> _INSTRUCTIONS FOR THE TASK_
Search the records for "JSON". Copy every line where it appears.

----------------------------------------

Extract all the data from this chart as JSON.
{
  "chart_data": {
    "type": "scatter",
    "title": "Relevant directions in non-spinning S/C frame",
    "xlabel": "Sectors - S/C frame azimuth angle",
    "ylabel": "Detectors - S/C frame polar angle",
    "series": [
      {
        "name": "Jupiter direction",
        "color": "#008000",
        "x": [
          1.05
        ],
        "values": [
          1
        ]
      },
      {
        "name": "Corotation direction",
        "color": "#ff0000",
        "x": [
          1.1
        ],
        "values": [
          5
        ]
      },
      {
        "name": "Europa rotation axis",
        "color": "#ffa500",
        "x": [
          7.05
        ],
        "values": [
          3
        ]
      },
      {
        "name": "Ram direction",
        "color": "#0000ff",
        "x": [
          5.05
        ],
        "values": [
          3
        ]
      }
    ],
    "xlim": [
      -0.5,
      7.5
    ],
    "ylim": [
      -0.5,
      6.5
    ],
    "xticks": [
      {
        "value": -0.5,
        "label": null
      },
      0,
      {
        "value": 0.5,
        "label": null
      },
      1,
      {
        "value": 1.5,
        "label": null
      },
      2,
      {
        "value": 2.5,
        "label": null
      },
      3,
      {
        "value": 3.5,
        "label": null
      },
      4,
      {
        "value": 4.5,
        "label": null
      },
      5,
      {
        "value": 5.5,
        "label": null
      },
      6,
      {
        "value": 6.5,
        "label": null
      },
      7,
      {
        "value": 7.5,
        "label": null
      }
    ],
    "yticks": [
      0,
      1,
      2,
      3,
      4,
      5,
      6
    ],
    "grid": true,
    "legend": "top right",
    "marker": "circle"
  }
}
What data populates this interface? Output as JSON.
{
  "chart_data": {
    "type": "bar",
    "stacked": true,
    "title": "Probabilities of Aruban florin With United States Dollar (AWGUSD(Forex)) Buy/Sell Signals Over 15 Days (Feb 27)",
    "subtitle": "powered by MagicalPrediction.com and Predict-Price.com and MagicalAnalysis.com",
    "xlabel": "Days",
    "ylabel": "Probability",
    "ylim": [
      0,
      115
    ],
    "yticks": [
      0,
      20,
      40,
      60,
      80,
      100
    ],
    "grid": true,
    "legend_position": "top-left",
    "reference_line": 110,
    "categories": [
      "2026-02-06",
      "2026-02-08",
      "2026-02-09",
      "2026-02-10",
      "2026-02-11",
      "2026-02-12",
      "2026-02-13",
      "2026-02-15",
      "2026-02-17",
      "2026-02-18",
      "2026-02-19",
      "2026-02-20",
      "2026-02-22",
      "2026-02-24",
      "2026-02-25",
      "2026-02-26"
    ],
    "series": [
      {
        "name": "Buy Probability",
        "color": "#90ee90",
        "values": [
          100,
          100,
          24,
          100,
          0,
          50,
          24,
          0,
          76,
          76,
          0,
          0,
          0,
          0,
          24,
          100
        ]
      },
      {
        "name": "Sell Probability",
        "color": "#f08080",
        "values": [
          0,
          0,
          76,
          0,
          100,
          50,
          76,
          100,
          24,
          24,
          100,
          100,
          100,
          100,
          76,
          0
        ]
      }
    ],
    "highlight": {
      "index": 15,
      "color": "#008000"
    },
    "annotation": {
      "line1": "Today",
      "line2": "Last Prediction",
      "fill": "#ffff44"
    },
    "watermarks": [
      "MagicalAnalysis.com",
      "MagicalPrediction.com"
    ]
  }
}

----------------------------------------

> _SOLUTION TO THE PROBLEM_
Extract all the data from this chart as JSON.
What data populates this interface? Output as JSON.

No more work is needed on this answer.